◆ **Work to be completed**: In the material below, identify each line bearing the word "JSON". Reproduce those lines.

◆ **Stored data**:

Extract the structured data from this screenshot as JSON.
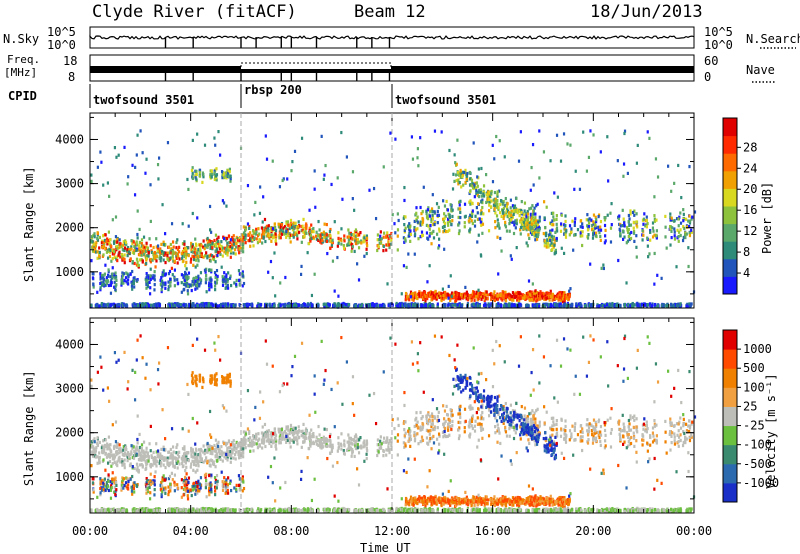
{
  "header": {
    "station": "Clyde River (fitACF)",
    "beam": "Beam 12",
    "date": "18/Jun/2013"
  },
  "status_panels": {
    "nsky": {
      "label": "N.Sky",
      "ticks": [
        "10^5",
        "10^0"
      ]
    },
    "nsearch": {
      "label": "N.Search",
      "ticks": [
        "10^5",
        "10^0"
      ]
    },
    "freq": {
      "label_top": "Freq.",
      "label_unit": "[MHz]",
      "ticks": [
        "18",
        "8"
      ]
    },
    "nave": {
      "label": "Nave",
      "ticks": [
        "60",
        "0"
      ]
    },
    "cpid": {
      "label": "CPID",
      "segments": [
        {
          "name": "twofsound 3501",
          "start_hour": 0,
          "end_hour": 6
        },
        {
          "name": "rbsp 200",
          "start_hour": 6,
          "end_hour": 12
        },
        {
          "name": "twofsound 3501",
          "start_hour": 12,
          "end_hour": 24
        }
      ]
    }
  },
  "chart_data": [
    {
      "type": "heatmap",
      "panel": "power",
      "ylabel": "Slant Range [km]",
      "y_ticks": [
        "1000",
        "2000",
        "3000",
        "4000"
      ],
      "ylim": [
        180,
        4600
      ],
      "xlim": [
        0,
        24
      ],
      "colorbar": {
        "label": "Power [dB]",
        "ticks": [
          "4",
          "8",
          "12",
          "16",
          "20",
          "24",
          "28"
        ],
        "colors": [
          "#1a1aff",
          "#2255bb",
          "#2e8b7a",
          "#5aa86a",
          "#8cc23c",
          "#d8d820",
          "#f0a000",
          "#ff6a00",
          "#ff2a00",
          "#e00000"
        ]
      }
    },
    {
      "type": "heatmap",
      "panel": "velocity",
      "ylabel": "Slant Range [km]",
      "y_ticks": [
        "1000",
        "2000",
        "3000",
        "4000"
      ],
      "ylim": [
        180,
        4600
      ],
      "xlim": [
        0,
        24
      ],
      "xlabel": "Time UT",
      "x_ticks": [
        "00:00",
        "04:00",
        "08:00",
        "12:00",
        "16:00",
        "20:00",
        "00:00"
      ],
      "colorbar": {
        "label": "Velocity [m s⁻¹]",
        "ticks": [
          "1000",
          "500",
          "100",
          "25",
          "-25",
          "-100",
          "-500",
          "-1000"
        ],
        "colors": [
          "#1a2ec8",
          "#2c6ab0",
          "#3a8a70",
          "#6cc040",
          "#bebeb8",
          "#f0a040",
          "#f08000",
          "#ff4a00",
          "#e00000"
        ]
      }
    }
  ]
}
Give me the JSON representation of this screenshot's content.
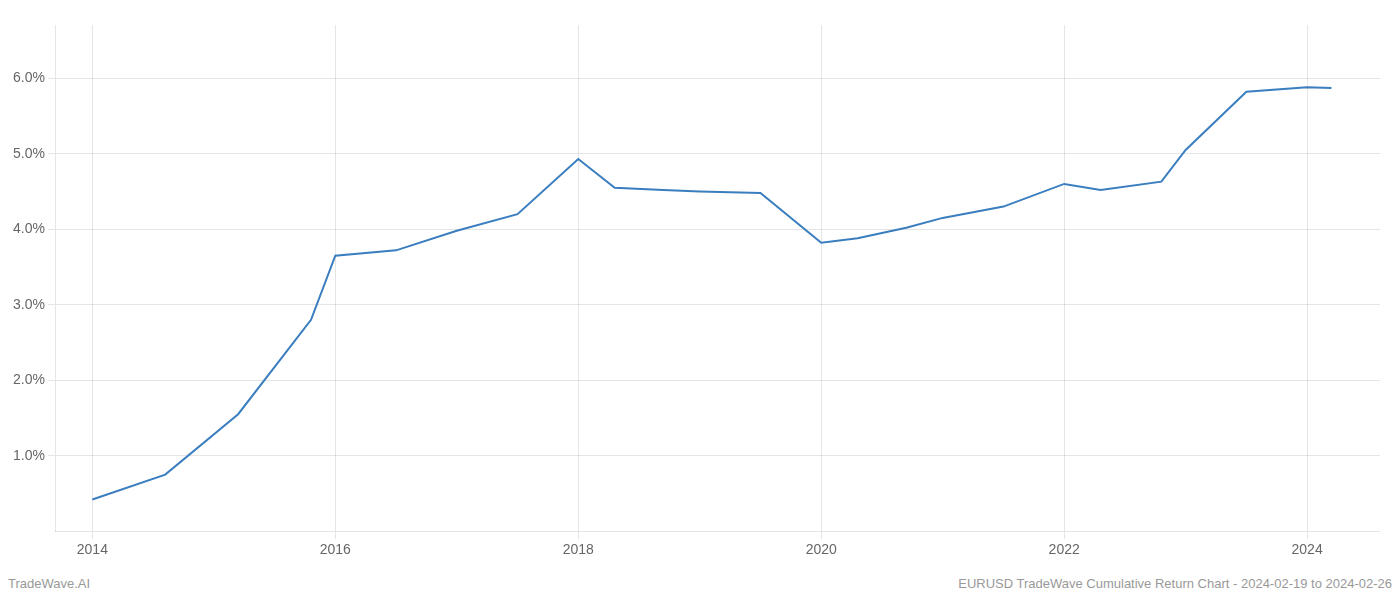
{
  "chart_data": {
    "type": "line",
    "x": [
      2014.0,
      2014.6,
      2015.2,
      2015.8,
      2016.0,
      2016.5,
      2017.0,
      2017.5,
      2018.0,
      2018.3,
      2018.7,
      2019.0,
      2019.5,
      2020.0,
      2020.3,
      2020.7,
      2021.0,
      2021.5,
      2022.0,
      2022.3,
      2022.8,
      2023.0,
      2023.5,
      2024.0,
      2024.2
    ],
    "values": [
      0.42,
      0.75,
      1.55,
      2.8,
      3.65,
      3.72,
      3.98,
      4.2,
      4.93,
      4.55,
      4.52,
      4.5,
      4.48,
      3.82,
      3.88,
      4.02,
      4.15,
      4.3,
      4.6,
      4.52,
      4.63,
      5.05,
      5.82,
      5.88,
      5.87
    ],
    "color": "#3a7ebf",
    "xlim": [
      2013.7,
      2024.6
    ],
    "xticks": [
      2014,
      2016,
      2018,
      2020,
      2022,
      2024
    ],
    "ylim": [
      0.0,
      6.7
    ],
    "yticks": [
      {
        "value": 1.0,
        "label": "1.0%"
      },
      {
        "value": 2.0,
        "label": "2.0%"
      },
      {
        "value": 3.0,
        "label": "3.0%"
      },
      {
        "value": 4.0,
        "label": "4.0%"
      },
      {
        "value": 5.0,
        "label": "5.0%"
      },
      {
        "value": 6.0,
        "label": "6.0%"
      }
    ],
    "grid": true,
    "annotations": [
      "TradeWave.AI",
      "EURUSD TradeWave Cumulative Return Chart - 2024-02-19 to 2024-02-26"
    ]
  }
}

◆ **Answer below**:
Extract the structured data from this screenshot as JSON.
Give me the JSON representation of this screenshot's content.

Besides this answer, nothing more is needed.